◆ GIVEN ENTRIES:
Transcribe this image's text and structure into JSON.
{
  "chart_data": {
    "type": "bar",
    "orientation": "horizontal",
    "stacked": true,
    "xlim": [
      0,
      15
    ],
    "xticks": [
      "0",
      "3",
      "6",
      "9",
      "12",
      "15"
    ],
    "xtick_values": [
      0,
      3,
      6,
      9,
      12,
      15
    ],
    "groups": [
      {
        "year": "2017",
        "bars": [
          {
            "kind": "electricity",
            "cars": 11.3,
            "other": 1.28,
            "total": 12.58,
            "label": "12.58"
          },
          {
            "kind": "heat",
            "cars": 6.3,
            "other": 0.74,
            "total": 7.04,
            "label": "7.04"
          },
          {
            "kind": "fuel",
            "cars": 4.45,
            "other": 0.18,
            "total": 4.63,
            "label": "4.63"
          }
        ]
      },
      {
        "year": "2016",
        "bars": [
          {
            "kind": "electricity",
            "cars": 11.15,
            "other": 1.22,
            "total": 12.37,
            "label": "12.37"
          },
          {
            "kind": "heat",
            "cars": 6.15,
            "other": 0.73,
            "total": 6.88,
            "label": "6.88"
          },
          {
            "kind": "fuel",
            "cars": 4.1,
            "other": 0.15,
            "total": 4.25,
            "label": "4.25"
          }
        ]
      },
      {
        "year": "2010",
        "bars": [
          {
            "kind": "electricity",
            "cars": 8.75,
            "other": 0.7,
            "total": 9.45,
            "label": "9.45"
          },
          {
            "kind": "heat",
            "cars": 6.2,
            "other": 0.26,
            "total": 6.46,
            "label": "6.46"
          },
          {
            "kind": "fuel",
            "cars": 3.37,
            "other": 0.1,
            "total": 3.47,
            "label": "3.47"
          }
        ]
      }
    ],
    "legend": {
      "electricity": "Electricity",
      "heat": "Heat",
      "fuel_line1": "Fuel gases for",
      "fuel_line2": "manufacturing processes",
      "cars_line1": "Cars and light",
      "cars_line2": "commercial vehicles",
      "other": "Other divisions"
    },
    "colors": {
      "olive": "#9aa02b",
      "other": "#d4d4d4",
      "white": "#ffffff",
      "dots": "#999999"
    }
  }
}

◆ WHAT NEEDS TO BE DONE: Copy every record above exactly as it appears.

◆ FINISHED EXERCISE:
Transcribe this image's text and structure into JSON.
{
  "chart_data": {
    "type": "bar",
    "orientation": "horizontal",
    "stacked": true,
    "xlim": [
      0,
      15
    ],
    "xticks": [
      "0",
      "3",
      "6",
      "9",
      "12",
      "15"
    ],
    "xtick_values": [
      0,
      3,
      6,
      9,
      12,
      15
    ],
    "groups": [
      {
        "year": "2017",
        "bars": [
          {
            "kind": "electricity",
            "cars": 11.3,
            "other": 1.28,
            "total": 12.58,
            "label": "12.58"
          },
          {
            "kind": "heat",
            "cars": 6.3,
            "other": 0.74,
            "total": 7.04,
            "label": "7.04"
          },
          {
            "kind": "fuel",
            "cars": 4.45,
            "other": 0.18,
            "total": 4.63,
            "label": "4.63"
          }
        ]
      },
      {
        "year": "2016",
        "bars": [
          {
            "kind": "electricity",
            "cars": 11.15,
            "other": 1.22,
            "total": 12.37,
            "label": "12.37"
          },
          {
            "kind": "heat",
            "cars": 6.15,
            "other": 0.73,
            "total": 6.88,
            "label": "6.88"
          },
          {
            "kind": "fuel",
            "cars": 4.1,
            "other": 0.15,
            "total": 4.25,
            "label": "4.25"
          }
        ]
      },
      {
        "year": "2010",
        "bars": [
          {
            "kind": "electricity",
            "cars": 8.75,
            "other": 0.7,
            "total": 9.45,
            "label": "9.45"
          },
          {
            "kind": "heat",
            "cars": 6.2,
            "other": 0.26,
            "total": 6.46,
            "label": "6.46"
          },
          {
            "kind": "fuel",
            "cars": 3.37,
            "other": 0.1,
            "total": 3.47,
            "label": "3.47"
          }
        ]
      }
    ],
    "legend": {
      "electricity": "Electricity",
      "heat": "Heat",
      "fuel_line1": "Fuel gases for",
      "fuel_line2": "manufacturing processes",
      "cars_line1": "Cars and light",
      "cars_line2": "commercial vehicles",
      "other": "Other divisions"
    },
    "colors": {
      "olive": "#9aa02b",
      "other": "#d4d4d4",
      "white": "#ffffff",
      "dots": "#999999"
    }
  }
}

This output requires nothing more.